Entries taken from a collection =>
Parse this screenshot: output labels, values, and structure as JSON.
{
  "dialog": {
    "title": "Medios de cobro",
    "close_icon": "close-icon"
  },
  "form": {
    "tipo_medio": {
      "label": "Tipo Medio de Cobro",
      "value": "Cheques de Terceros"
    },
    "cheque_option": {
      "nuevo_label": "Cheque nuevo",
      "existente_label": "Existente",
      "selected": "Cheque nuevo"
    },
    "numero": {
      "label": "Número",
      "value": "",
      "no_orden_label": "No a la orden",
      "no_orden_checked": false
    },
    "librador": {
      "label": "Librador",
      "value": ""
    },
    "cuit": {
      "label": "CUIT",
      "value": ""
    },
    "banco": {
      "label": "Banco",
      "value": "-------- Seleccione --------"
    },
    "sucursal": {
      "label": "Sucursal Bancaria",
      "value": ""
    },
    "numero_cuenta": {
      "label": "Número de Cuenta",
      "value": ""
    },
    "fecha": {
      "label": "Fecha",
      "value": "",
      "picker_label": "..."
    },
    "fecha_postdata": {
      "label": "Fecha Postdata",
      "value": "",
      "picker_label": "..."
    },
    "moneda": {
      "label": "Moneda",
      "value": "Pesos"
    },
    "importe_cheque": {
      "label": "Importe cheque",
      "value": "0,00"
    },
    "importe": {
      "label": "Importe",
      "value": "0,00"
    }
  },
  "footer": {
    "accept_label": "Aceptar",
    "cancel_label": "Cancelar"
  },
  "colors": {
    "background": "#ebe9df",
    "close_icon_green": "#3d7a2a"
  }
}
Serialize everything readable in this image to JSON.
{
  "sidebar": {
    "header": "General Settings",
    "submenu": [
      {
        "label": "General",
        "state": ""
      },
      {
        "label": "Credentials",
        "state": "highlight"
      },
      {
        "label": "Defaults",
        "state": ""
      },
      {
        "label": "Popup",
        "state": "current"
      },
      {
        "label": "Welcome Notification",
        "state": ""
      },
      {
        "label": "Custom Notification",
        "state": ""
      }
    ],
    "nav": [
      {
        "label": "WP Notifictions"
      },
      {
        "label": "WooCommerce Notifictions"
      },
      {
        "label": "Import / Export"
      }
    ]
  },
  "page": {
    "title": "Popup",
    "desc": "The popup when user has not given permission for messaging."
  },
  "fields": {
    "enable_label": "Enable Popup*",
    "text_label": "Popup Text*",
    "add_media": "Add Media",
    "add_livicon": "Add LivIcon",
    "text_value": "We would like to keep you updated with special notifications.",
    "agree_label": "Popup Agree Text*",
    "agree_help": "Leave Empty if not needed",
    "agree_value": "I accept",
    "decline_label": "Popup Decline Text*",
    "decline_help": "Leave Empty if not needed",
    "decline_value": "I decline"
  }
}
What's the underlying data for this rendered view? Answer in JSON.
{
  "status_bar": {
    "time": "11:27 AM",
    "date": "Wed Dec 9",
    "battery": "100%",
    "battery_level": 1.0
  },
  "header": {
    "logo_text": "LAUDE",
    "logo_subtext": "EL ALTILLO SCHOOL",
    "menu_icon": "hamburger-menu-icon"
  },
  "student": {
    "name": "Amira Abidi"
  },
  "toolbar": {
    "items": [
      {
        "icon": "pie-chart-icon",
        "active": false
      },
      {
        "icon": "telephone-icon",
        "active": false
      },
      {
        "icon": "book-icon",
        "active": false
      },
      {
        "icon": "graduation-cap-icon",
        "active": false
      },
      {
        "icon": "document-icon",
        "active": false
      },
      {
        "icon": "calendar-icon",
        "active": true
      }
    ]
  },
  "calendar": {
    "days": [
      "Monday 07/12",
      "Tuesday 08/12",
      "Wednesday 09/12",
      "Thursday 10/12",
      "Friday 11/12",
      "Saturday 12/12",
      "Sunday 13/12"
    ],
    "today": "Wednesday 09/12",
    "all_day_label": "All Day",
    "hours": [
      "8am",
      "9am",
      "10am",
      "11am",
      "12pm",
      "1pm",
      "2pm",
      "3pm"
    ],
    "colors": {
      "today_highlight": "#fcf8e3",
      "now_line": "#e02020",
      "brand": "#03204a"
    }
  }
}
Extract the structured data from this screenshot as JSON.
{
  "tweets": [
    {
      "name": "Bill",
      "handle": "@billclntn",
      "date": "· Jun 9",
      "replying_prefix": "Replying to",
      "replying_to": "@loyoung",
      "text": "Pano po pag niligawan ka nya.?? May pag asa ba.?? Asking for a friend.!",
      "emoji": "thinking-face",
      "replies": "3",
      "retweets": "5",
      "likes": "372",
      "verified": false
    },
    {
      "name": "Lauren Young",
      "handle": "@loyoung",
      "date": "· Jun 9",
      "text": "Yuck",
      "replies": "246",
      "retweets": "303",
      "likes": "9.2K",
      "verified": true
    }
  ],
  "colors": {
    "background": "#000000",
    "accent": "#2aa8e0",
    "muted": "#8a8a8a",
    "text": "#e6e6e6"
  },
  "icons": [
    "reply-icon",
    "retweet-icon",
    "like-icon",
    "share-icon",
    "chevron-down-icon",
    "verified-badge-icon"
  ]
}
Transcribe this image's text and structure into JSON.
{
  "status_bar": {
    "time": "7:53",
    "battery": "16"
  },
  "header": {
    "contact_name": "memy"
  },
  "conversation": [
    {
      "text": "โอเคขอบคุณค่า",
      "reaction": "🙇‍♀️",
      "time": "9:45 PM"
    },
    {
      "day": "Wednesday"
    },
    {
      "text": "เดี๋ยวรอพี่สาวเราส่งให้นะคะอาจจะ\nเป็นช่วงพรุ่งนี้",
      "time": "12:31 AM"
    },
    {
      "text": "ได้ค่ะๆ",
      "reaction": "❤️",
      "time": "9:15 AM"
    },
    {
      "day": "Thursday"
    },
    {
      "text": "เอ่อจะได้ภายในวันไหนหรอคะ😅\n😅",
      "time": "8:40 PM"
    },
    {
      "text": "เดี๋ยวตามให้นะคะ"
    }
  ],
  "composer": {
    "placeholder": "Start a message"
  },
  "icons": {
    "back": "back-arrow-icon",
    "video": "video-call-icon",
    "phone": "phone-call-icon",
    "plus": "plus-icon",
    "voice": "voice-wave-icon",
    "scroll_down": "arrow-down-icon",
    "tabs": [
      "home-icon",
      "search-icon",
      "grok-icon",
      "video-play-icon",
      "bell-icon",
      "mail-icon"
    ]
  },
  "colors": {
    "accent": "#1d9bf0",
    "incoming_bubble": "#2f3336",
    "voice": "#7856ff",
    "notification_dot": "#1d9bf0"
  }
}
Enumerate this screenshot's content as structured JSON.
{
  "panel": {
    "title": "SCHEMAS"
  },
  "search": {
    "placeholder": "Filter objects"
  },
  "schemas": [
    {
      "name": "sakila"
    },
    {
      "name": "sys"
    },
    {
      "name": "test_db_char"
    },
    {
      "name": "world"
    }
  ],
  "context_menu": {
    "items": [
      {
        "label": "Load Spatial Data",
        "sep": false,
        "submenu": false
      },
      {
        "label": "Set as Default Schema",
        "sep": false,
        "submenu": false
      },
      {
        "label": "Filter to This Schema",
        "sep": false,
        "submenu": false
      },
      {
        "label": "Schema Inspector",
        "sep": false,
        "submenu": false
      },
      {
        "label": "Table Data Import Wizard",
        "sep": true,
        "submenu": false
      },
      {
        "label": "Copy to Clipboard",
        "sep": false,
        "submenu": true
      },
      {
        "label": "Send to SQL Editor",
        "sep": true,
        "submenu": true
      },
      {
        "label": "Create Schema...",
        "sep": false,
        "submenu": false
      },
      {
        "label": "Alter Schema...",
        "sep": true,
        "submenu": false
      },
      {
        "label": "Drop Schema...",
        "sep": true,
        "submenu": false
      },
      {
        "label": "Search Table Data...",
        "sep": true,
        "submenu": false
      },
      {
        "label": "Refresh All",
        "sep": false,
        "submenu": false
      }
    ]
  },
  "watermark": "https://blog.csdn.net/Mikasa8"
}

Problem details =>
Quote, word for word, every line starting at the one that contains "Enumerate this screenshot's" and ending with the final line of the entries.

Complete answer =>
Enumerate this screenshot's content as structured JSON.
{
  "panel": {
    "title": "SCHEMAS"
  },
  "search": {
    "placeholder": "Filter objects"
  },
  "schemas": [
    {
      "name": "sakila"
    },
    {
      "name": "sys"
    },
    {
      "name": "test_db_char"
    },
    {
      "name": "world"
    }
  ],
  "context_menu": {
    "items": [
      {
        "label": "Load Spatial Data",
        "sep": false,
        "submenu": false
      },
      {
        "label": "Set as Default Schema",
        "sep": false,
        "submenu": false
      },
      {
        "label": "Filter to This Schema",
        "sep": false,
        "submenu": false
      },
      {
        "label": "Schema Inspector",
        "sep": false,
        "submenu": false
      },
      {
        "label": "Table Data Import Wizard",
        "sep": true,
        "submenu": false
      },
      {
        "label": "Copy to Clipboard",
        "sep": false,
        "submenu": true
      },
      {
        "label": "Send to SQL Editor",
        "sep": true,
        "submenu": true
      },
      {
        "label": "Create Schema...",
        "sep": false,
        "submenu": false
      },
      {
        "label": "Alter Schema...",
        "sep": true,
        "submenu": false
      },
      {
        "label": "Drop Schema...",
        "sep": true,
        "submenu": false
      },
      {
        "label": "Search Table Data...",
        "sep": true,
        "submenu": false
      },
      {
        "label": "Refresh All",
        "sep": false,
        "submenu": false
      }
    ]
  },
  "watermark": "https://blog.csdn.net/Mikasa8"
}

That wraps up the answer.